Search the records below for the string "JSON", and report each line that contains it.

[Dataset rows about figures]
----------------------------------------

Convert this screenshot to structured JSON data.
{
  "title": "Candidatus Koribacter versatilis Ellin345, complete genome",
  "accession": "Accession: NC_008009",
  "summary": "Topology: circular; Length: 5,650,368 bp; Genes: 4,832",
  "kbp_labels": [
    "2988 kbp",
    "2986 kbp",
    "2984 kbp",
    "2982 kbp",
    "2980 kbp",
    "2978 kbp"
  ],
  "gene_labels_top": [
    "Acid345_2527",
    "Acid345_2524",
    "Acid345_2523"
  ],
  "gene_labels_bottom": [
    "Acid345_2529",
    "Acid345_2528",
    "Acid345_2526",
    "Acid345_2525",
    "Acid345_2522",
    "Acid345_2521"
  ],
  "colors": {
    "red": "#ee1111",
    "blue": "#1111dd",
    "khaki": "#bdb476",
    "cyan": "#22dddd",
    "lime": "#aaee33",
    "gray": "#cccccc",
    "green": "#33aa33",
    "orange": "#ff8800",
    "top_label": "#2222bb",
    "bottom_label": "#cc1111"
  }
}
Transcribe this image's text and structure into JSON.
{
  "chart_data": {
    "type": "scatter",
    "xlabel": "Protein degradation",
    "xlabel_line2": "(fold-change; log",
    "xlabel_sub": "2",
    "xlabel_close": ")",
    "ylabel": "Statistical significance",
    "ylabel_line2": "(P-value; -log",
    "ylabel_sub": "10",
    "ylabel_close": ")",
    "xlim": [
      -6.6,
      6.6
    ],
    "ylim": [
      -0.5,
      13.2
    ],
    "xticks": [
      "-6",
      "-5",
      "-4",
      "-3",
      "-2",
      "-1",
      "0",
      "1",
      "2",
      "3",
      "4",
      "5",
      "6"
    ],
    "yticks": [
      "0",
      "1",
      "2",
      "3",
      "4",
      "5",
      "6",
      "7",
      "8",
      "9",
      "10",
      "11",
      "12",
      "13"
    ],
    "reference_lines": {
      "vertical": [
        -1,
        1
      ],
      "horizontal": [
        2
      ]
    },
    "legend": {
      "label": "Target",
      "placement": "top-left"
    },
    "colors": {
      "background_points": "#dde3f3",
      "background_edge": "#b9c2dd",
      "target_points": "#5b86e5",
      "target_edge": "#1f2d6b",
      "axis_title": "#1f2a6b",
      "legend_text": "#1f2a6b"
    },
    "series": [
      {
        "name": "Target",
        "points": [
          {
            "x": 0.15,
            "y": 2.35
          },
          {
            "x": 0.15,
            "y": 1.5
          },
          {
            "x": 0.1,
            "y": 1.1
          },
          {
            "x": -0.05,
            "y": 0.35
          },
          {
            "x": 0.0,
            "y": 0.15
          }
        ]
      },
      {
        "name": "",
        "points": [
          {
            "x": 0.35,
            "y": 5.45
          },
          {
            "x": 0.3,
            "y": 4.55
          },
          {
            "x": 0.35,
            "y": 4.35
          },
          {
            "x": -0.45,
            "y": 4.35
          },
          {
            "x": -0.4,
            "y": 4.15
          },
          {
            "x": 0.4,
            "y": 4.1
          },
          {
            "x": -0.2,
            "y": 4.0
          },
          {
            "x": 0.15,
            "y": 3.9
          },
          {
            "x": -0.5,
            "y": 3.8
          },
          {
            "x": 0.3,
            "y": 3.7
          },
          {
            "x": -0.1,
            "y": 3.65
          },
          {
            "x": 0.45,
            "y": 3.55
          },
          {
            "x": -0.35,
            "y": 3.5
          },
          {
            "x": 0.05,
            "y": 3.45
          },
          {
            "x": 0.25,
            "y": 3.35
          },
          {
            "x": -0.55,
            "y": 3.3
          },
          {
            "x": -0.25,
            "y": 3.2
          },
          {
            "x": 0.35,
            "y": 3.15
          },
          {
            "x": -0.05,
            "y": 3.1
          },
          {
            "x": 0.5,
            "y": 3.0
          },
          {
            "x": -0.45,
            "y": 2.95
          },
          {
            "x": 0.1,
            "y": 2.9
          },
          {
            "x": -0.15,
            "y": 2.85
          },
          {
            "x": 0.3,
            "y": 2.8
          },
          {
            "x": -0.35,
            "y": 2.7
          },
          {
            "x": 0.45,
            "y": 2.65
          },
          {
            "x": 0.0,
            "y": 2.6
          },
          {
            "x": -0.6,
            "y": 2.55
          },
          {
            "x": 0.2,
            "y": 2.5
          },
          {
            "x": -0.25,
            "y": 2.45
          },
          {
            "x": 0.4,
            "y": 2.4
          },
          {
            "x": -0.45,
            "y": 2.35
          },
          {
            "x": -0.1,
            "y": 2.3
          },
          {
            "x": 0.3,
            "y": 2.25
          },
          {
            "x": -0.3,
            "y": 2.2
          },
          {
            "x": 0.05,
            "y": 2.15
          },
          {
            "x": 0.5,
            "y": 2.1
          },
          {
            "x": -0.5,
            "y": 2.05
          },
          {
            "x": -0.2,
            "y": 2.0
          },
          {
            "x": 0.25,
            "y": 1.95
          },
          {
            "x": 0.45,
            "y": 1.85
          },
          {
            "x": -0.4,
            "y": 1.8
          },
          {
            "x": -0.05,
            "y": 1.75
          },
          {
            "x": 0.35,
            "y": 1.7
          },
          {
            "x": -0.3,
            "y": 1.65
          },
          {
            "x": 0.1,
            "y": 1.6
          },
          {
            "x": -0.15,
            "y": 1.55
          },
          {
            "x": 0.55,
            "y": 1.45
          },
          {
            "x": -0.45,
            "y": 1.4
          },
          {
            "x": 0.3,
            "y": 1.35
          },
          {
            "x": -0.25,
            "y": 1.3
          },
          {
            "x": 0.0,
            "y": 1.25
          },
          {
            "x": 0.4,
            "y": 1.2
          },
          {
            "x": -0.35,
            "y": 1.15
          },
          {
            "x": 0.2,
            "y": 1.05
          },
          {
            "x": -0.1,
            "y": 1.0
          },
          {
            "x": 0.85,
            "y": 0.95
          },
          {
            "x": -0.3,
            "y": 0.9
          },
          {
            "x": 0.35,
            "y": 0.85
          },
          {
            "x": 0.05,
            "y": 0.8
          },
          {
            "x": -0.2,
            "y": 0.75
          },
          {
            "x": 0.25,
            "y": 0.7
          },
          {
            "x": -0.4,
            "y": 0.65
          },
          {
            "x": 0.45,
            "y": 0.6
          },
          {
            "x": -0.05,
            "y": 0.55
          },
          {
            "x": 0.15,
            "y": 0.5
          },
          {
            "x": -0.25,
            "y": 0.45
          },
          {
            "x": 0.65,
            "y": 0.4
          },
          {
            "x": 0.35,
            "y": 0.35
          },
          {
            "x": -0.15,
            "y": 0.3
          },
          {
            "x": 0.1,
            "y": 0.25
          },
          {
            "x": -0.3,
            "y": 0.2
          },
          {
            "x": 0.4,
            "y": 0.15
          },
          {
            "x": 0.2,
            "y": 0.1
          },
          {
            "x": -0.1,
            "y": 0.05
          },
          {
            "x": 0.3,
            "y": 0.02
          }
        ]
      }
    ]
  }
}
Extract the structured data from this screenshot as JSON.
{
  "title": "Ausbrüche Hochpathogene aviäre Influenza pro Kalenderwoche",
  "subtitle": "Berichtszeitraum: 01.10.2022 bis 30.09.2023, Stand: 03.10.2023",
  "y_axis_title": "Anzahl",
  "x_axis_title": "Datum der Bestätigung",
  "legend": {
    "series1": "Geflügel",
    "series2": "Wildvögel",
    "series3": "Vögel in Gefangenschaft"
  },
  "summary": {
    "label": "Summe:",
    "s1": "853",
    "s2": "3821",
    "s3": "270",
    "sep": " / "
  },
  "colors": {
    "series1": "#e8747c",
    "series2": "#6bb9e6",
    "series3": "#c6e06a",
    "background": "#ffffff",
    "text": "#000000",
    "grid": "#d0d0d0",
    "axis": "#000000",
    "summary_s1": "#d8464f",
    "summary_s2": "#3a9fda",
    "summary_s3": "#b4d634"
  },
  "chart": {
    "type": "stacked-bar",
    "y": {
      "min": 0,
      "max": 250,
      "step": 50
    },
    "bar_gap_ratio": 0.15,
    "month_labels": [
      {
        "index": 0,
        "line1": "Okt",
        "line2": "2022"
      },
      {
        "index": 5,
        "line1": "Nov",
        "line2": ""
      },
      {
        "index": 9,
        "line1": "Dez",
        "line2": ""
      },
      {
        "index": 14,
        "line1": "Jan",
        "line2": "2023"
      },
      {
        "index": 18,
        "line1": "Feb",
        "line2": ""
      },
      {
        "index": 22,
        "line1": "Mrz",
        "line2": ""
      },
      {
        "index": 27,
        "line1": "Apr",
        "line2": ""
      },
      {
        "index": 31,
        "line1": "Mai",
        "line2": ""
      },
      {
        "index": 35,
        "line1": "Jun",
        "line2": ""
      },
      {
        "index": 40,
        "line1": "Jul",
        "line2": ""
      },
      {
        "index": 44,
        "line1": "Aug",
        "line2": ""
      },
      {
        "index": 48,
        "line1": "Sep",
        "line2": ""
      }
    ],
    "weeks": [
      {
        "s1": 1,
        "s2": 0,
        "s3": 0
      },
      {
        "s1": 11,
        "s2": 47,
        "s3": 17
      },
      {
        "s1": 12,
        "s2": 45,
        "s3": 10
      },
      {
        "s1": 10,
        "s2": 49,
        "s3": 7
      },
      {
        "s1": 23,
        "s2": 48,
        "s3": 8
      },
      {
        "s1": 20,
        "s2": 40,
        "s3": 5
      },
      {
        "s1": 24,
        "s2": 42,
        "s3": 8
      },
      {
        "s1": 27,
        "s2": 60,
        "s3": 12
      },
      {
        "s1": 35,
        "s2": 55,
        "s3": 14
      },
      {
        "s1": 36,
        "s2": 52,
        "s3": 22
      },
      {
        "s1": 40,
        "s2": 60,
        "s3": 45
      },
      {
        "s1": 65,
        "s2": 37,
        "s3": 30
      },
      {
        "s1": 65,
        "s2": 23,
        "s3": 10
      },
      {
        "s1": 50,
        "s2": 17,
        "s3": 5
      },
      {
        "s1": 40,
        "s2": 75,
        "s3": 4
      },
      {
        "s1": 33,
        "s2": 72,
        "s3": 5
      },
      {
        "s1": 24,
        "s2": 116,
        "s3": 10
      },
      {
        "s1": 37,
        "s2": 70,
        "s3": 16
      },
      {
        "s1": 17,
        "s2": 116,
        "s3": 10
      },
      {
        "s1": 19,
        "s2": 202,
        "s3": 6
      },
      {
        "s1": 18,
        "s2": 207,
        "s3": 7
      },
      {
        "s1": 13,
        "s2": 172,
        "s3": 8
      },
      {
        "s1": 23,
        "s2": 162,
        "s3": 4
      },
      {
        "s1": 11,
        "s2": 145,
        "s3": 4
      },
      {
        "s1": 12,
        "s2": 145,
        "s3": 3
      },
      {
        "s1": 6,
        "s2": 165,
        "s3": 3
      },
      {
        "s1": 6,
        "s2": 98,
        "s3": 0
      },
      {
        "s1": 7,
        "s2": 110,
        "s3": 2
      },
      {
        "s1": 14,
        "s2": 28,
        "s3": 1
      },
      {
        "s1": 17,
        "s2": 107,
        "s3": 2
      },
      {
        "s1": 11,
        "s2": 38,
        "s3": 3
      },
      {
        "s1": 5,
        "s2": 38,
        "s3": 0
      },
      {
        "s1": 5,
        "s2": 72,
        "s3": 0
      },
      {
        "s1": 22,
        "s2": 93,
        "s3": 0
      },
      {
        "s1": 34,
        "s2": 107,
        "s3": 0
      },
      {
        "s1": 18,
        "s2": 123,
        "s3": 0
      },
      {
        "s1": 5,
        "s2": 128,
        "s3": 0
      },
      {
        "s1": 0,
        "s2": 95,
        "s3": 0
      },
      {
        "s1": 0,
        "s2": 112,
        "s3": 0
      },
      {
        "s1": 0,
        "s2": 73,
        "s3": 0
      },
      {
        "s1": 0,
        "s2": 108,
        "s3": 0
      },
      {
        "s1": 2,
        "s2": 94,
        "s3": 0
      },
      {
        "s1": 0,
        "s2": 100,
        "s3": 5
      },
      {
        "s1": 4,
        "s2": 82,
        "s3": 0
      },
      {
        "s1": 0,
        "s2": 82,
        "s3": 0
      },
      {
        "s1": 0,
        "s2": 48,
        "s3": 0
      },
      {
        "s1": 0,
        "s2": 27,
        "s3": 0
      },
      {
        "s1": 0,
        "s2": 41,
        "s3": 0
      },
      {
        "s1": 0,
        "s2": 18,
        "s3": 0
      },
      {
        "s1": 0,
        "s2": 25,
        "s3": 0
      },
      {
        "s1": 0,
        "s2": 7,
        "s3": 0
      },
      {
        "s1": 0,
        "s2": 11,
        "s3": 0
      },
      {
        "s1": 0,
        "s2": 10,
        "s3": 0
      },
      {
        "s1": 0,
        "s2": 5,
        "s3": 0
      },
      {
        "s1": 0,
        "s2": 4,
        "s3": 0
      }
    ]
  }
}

----------------------------------------

PROBLEM SOLUTION:
Convert this screenshot to structured JSON data.
Transcribe this image's text and structure into JSON.
Extract the structured data from this screenshot as JSON.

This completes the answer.